┌─ Record excerpts

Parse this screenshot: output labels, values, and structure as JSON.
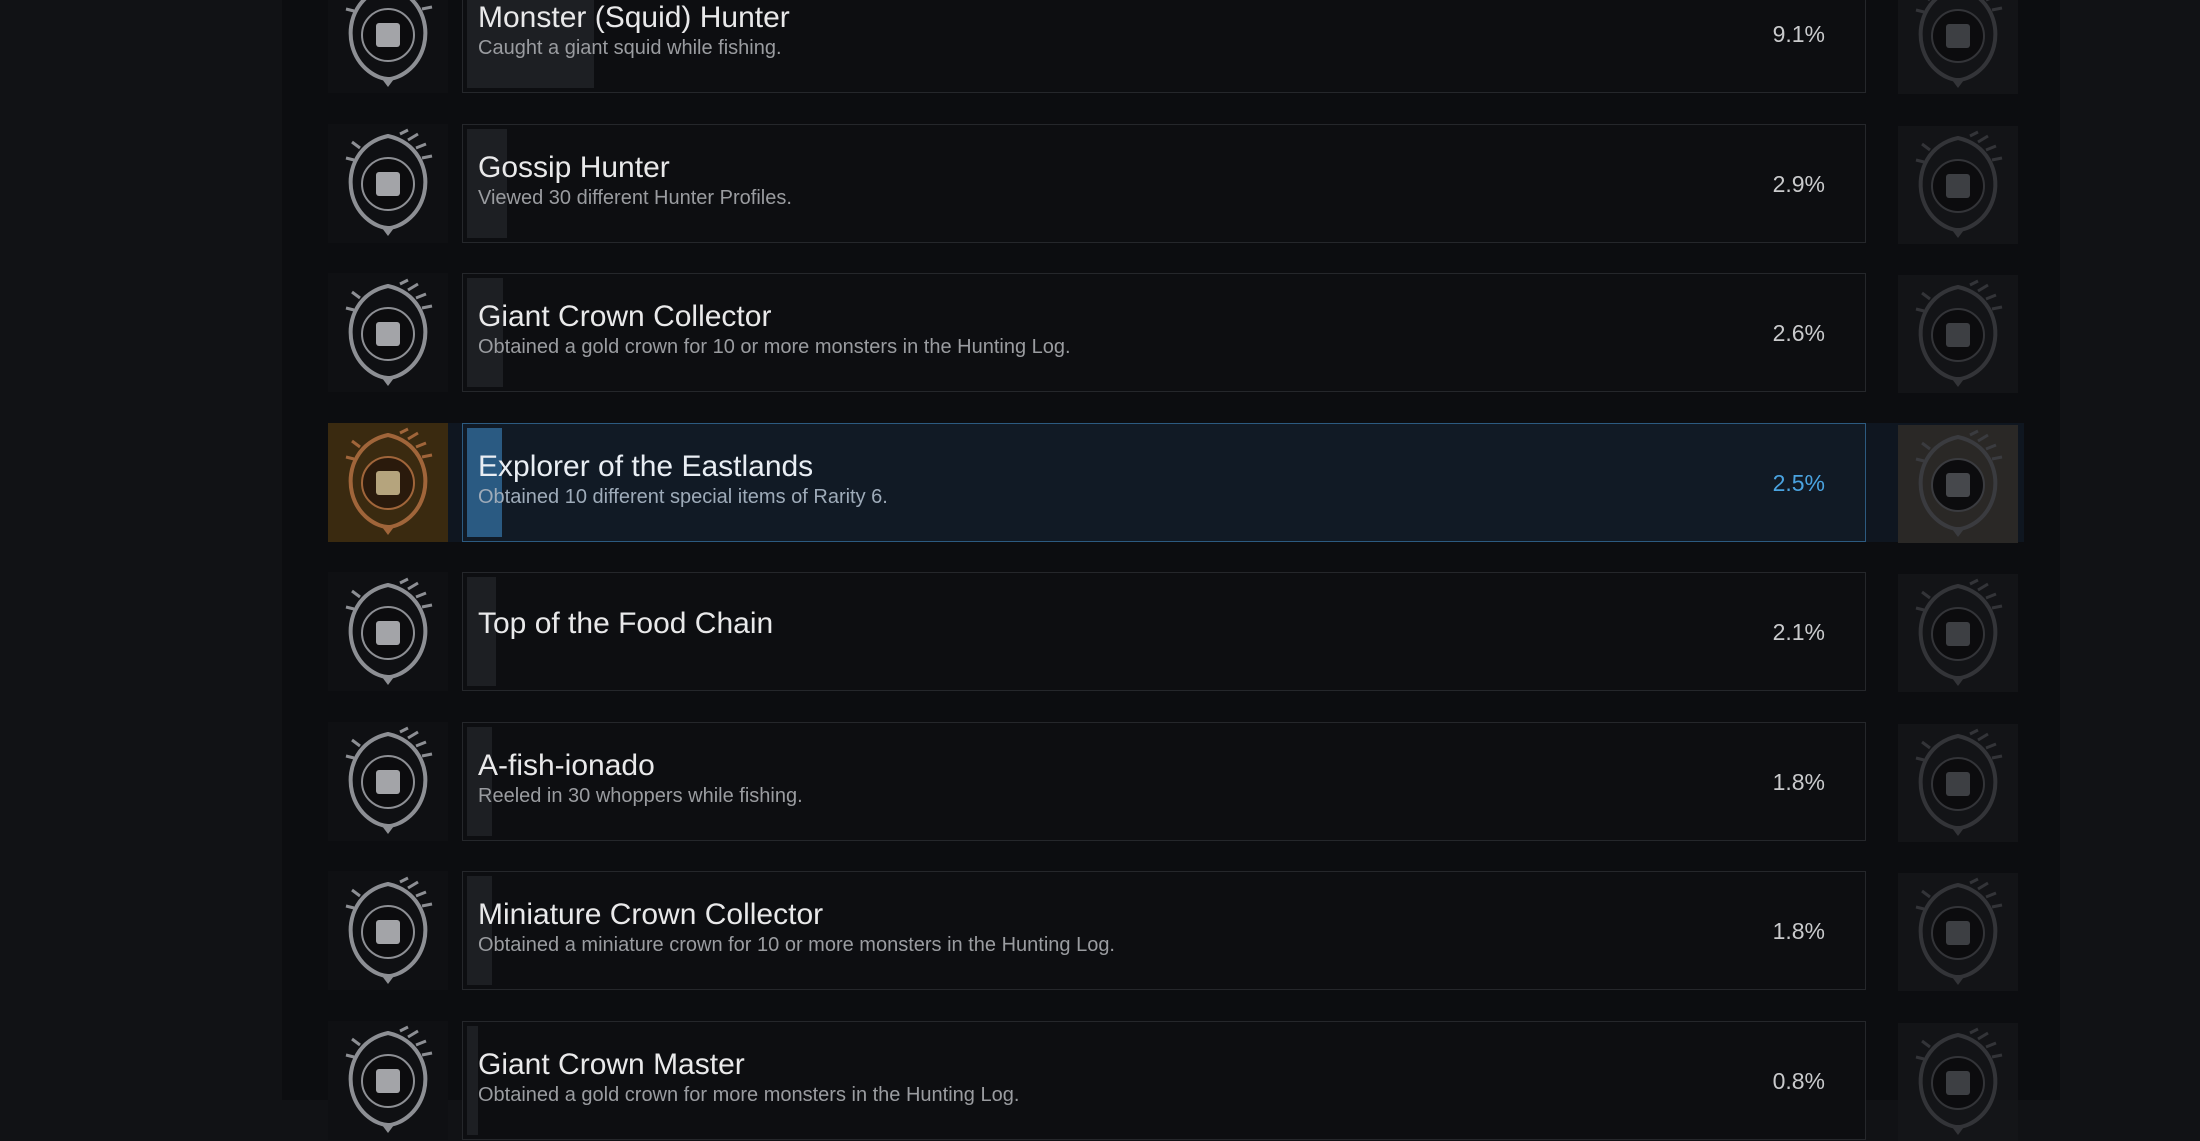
{
  "achievements": [
    {
      "title": "Monster (Squid) Hunter",
      "description": "Caught a giant squid while fishing.",
      "percent_label": "9.1%",
      "percent": 9.1,
      "icon": "squid-emblem-icon",
      "highlighted": false
    },
    {
      "title": "Gossip Hunter",
      "description": "Viewed 30 different Hunter Profiles.",
      "percent_label": "2.9%",
      "percent": 2.9,
      "icon": "profile-cards-emblem-icon",
      "highlighted": false
    },
    {
      "title": "Giant Crown Collector",
      "description": "Obtained a gold crown for 10 or more monsters in the Hunting Log.",
      "percent_label": "2.6%",
      "percent": 2.6,
      "icon": "crown-emblem-icon",
      "highlighted": false
    },
    {
      "title": "Explorer of the Eastlands",
      "description": "Obtained 10 different special items of Rarity 6.",
      "percent_label": "2.5%",
      "percent": 2.5,
      "icon": "scroll-quill-emblem-icon",
      "highlighted": true
    },
    {
      "title": "Top of the Food Chain",
      "description": "",
      "percent_label": "2.1%",
      "percent": 2.1,
      "icon": "compass-emblem-icon",
      "highlighted": false
    },
    {
      "title": "A-fish-ionado",
      "description": "Reeled in 30 whoppers while fishing.",
      "percent_label": "1.8%",
      "percent": 1.8,
      "icon": "fish-emblem-icon",
      "highlighted": false
    },
    {
      "title": "Miniature Crown Collector",
      "description": "Obtained a miniature crown for 10 or more monsters in the Hunting Log.",
      "percent_label": "1.8%",
      "percent": 1.8,
      "icon": "crown-emblem-icon",
      "highlighted": false
    },
    {
      "title": "Giant Crown Master",
      "description": "Obtained a gold crown for more monsters in the Hunting Log.",
      "percent_label": "0.8%",
      "percent": 0.8,
      "icon": "crown-emblem-icon",
      "highlighted": false
    }
  ],
  "colors": {
    "highlight_accent": "#4aa3e0",
    "highlight_border": "#2c5a80",
    "icon_gold": "#8a5a2a"
  }
}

└─

Copy out every line that includes the word "while".

      "description": "Caught a giant squid while fishing.",
      "description": "Reeled in 30 whoppers while fishing.",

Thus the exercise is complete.